Collected data
—————
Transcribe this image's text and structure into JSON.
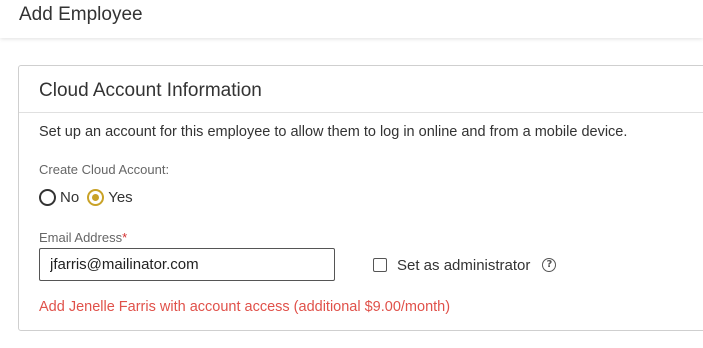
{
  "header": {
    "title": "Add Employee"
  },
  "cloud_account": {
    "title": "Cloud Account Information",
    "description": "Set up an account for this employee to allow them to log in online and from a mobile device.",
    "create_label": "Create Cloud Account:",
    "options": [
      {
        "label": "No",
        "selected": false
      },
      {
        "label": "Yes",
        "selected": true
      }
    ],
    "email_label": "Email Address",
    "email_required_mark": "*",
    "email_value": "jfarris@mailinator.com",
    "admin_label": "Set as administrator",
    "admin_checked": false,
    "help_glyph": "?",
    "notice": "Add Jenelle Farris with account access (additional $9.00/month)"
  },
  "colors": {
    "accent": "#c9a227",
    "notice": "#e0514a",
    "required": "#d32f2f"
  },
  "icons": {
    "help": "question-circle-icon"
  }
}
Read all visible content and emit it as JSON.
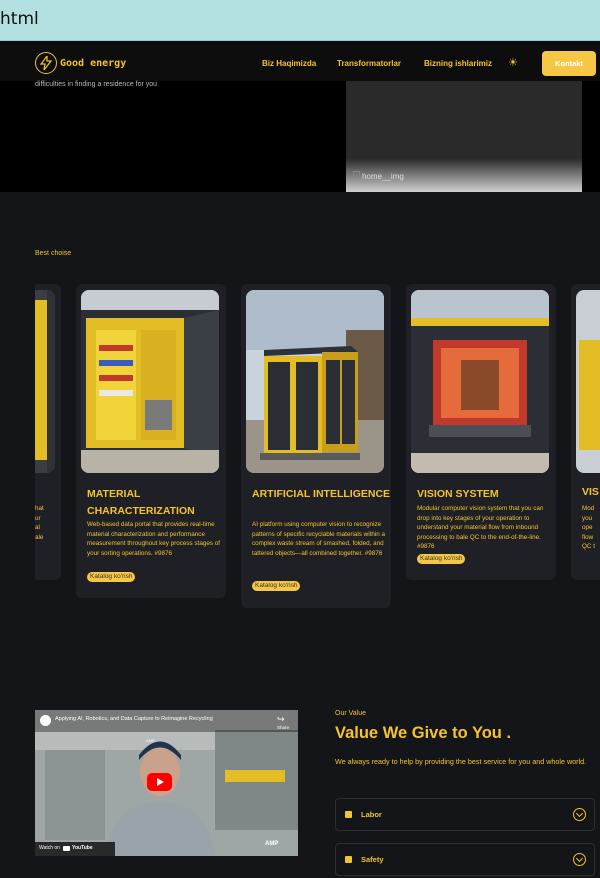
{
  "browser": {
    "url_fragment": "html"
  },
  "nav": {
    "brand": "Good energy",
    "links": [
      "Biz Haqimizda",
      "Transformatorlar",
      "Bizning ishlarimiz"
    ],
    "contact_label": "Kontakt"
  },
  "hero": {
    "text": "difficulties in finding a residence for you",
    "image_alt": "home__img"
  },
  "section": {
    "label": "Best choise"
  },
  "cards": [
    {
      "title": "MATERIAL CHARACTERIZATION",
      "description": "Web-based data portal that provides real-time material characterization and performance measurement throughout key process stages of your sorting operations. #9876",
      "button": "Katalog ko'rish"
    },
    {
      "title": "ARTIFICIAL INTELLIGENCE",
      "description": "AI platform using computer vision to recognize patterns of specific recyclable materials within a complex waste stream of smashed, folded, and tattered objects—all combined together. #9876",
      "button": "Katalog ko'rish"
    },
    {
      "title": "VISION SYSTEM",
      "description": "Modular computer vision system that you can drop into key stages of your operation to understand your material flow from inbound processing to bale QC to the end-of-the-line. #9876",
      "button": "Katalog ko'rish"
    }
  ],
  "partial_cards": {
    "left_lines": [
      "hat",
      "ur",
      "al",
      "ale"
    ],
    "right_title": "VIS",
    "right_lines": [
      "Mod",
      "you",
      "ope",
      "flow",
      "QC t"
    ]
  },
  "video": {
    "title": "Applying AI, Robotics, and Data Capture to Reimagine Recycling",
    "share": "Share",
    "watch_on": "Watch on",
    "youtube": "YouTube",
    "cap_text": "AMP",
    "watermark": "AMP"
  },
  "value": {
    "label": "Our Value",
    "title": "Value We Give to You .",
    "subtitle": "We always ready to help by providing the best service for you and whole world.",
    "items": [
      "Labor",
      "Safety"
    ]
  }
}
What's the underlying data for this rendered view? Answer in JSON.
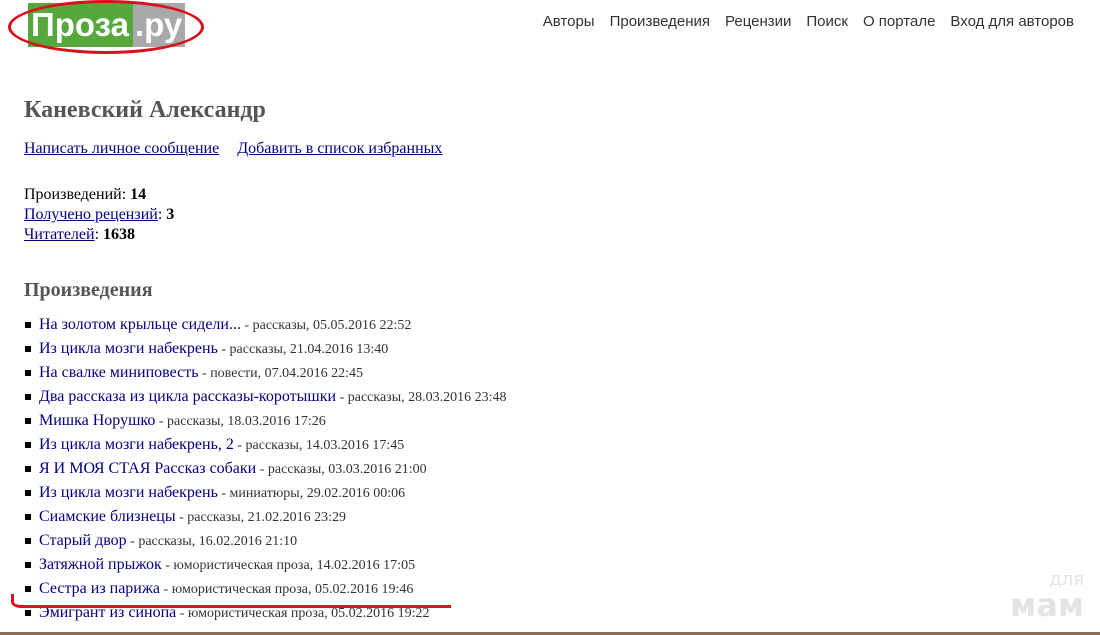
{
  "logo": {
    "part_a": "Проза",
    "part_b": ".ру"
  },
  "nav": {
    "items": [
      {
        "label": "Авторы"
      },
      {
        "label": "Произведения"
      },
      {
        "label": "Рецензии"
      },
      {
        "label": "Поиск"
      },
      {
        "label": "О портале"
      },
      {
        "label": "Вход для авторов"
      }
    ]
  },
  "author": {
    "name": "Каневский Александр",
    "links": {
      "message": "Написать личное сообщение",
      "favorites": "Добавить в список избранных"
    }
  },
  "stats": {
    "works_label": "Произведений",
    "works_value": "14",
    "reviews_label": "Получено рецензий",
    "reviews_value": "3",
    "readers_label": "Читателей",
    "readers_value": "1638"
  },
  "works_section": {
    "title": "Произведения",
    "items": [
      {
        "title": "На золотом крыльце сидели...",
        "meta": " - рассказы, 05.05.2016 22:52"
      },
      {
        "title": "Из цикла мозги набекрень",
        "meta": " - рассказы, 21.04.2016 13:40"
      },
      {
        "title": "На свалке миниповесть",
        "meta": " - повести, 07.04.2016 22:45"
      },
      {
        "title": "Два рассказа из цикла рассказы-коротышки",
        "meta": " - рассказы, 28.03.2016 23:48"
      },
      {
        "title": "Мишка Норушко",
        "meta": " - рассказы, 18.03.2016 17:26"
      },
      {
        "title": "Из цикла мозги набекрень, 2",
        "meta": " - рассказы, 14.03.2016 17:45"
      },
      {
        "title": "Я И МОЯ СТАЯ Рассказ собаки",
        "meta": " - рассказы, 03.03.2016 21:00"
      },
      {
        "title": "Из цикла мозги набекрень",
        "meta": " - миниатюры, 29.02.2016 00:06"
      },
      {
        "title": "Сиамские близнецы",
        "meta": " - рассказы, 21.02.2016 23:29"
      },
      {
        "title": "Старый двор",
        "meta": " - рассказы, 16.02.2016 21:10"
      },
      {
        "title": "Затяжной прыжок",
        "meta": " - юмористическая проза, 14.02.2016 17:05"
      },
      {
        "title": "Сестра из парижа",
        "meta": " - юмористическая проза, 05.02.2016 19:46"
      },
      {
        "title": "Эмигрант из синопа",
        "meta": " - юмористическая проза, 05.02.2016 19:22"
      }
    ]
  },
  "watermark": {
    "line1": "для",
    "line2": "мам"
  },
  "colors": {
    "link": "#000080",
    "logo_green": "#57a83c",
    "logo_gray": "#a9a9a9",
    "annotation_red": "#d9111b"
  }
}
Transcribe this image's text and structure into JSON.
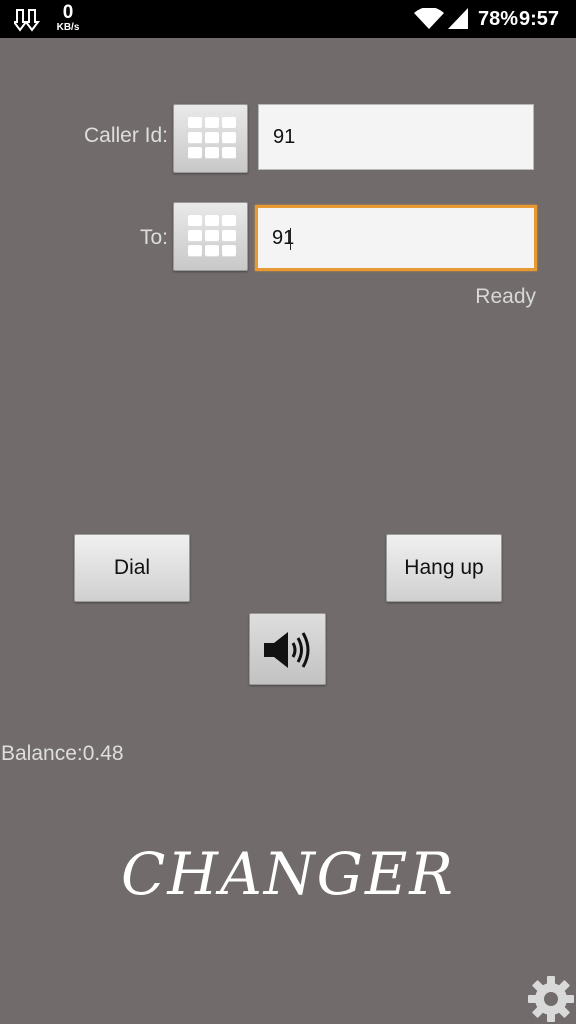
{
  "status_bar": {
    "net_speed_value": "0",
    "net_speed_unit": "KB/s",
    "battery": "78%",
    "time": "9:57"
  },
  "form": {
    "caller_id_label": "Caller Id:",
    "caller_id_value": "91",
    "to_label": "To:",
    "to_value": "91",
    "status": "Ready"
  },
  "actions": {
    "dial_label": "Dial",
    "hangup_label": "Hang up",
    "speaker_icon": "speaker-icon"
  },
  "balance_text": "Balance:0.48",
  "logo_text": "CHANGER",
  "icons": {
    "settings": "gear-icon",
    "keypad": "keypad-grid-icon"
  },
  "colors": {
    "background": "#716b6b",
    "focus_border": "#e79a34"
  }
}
—————
Leave out the pictures and copy everything else in the records word for word.

Transcribe this image's text and structure into JSON.
{
  "header": {
    "title": "Add Employee"
  },
  "cloud_account": {
    "title": "Cloud Account Information",
    "description": "Set up an account for this employee to allow them to log in online and from a mobile device.",
    "create_label": "Create Cloud Account:",
    "options": [
      {
        "label": "No",
        "selected": false
      },
      {
        "label": "Yes",
        "selected": true
      }
    ],
    "email_label": "Email Address",
    "email_required_mark": "*",
    "email_value": "jfarris@mailinator.com",
    "admin_label": "Set as administrator",
    "admin_checked": false,
    "help_glyph": "?",
    "notice": "Add Jenelle Farris with account access (additional $9.00/month)"
  },
  "colors": {
    "accent": "#c9a227",
    "notice": "#e0514a",
    "required": "#d32f2f"
  },
  "icons": {
    "help": "question-circle-icon"
  }
}
Read all visible content and emit it as JSON.
{
  "browser": {
    "url_fragment": "html"
  },
  "nav": {
    "brand": "Good energy",
    "links": [
      "Biz Haqimizda",
      "Transformatorlar",
      "Bizning ishlarimiz"
    ],
    "contact_label": "Kontakt"
  },
  "hero": {
    "text": "difficulties in finding a residence for you",
    "image_alt": "home__img"
  },
  "section": {
    "label": "Best choise"
  },
  "cards": [
    {
      "title": "MATERIAL CHARACTERIZATION",
      "description": "Web-based data portal that provides real-time material characterization and performance measurement throughout key process stages of your sorting operations. #9876",
      "button": "Katalog ko'rish"
    },
    {
      "title": "ARTIFICIAL INTELLIGENCE",
      "description": "AI platform using computer vision to recognize patterns of specific recyclable materials within a complex waste stream of smashed, folded, and tattered objects—all combined together. #9876",
      "button": "Katalog ko'rish"
    },
    {
      "title": "VISION SYSTEM",
      "description": "Modular computer vision system that you can drop into key stages of your operation to understand your material flow from inbound processing to bale QC to the end-of-the-line. #9876",
      "button": "Katalog ko'rish"
    }
  ],
  "partial_cards": {
    "left_lines": [
      "hat",
      "ur",
      "al",
      "ale"
    ],
    "right_title": "VIS",
    "right_lines": [
      "Mod",
      "you",
      "ope",
      "flow",
      "QC t"
    ]
  },
  "video": {
    "title": "Applying AI, Robotics, and Data Capture to Reimagine Recycling",
    "share": "Share",
    "watch_on": "Watch on",
    "youtube": "YouTube",
    "cap_text": "AMP",
    "watermark": "AMP"
  },
  "value": {
    "label": "Our Value",
    "title": "Value We Give to You .",
    "subtitle": "We always ready to help by providing the best service for you and whole world.",
    "items": [
      "Labor",
      "Safety"
    ]
  }
}
What's the underlying data for this rendered view? Answer in JSON.
{
  "logo": {
    "part_a": "Проза",
    "part_b": ".ру"
  },
  "nav": {
    "items": [
      {
        "label": "Авторы"
      },
      {
        "label": "Произведения"
      },
      {
        "label": "Рецензии"
      },
      {
        "label": "Поиск"
      },
      {
        "label": "О портале"
      },
      {
        "label": "Вход для авторов"
      }
    ]
  },
  "author": {
    "name": "Каневский Александр",
    "links": {
      "message": "Написать личное сообщение",
      "favorites": "Добавить в список избранных"
    }
  },
  "stats": {
    "works_label": "Произведений",
    "works_value": "14",
    "reviews_label": "Получено рецензий",
    "reviews_value": "3",
    "readers_label": "Читателей",
    "readers_value": "1638"
  },
  "works_section": {
    "title": "Произведения",
    "items": [
      {
        "title": "На золотом крыльце сидели...",
        "meta": " - рассказы, 05.05.2016 22:52"
      },
      {
        "title": "Из цикла мозги набекрень",
        "meta": " - рассказы, 21.04.2016 13:40"
      },
      {
        "title": "На свалке миниповесть",
        "meta": " - повести, 07.04.2016 22:45"
      },
      {
        "title": "Два рассказа из цикла рассказы-коротышки",
        "meta": " - рассказы, 28.03.2016 23:48"
      },
      {
        "title": "Мишка Норушко",
        "meta": " - рассказы, 18.03.2016 17:26"
      },
      {
        "title": "Из цикла мозги набекрень, 2",
        "meta": " - рассказы, 14.03.2016 17:45"
      },
      {
        "title": "Я И МОЯ СТАЯ Рассказ собаки",
        "meta": " - рассказы, 03.03.2016 21:00"
      },
      {
        "title": "Из цикла мозги набекрень",
        "meta": " - миниатюры, 29.02.2016 00:06"
      },
      {
        "title": "Сиамские близнецы",
        "meta": " - рассказы, 21.02.2016 23:29"
      },
      {
        "title": "Старый двор",
        "meta": " - рассказы, 16.02.2016 21:10"
      },
      {
        "title": "Затяжной прыжок",
        "meta": " - юмористическая проза, 14.02.2016 17:05"
      },
      {
        "title": "Сестра из парижа",
        "meta": " - юмористическая проза, 05.02.2016 19:46"
      },
      {
        "title": "Эмигрант из синопа",
        "meta": " - юмористическая проза, 05.02.2016 19:22"
      }
    ]
  },
  "watermark": {
    "line1": "для",
    "line2": "мам"
  },
  "colors": {
    "link": "#000080",
    "logo_green": "#57a83c",
    "logo_gray": "#a9a9a9",
    "annotation_red": "#d9111b"
  }
}
Transcribe this image's text and structure into JSON.
{
  "status_bar": {
    "net_speed_value": "0",
    "net_speed_unit": "KB/s",
    "battery": "78%",
    "time": "9:57"
  },
  "form": {
    "caller_id_label": "Caller Id:",
    "caller_id_value": "91",
    "to_label": "To:",
    "to_value": "91",
    "status": "Ready"
  },
  "actions": {
    "dial_label": "Dial",
    "hangup_label": "Hang up",
    "speaker_icon": "speaker-icon"
  },
  "balance_text": "Balance:0.48",
  "logo_text": "CHANGER",
  "icons": {
    "settings": "gear-icon",
    "keypad": "keypad-grid-icon"
  },
  "colors": {
    "background": "#716b6b",
    "focus_border": "#e79a34"
  }
}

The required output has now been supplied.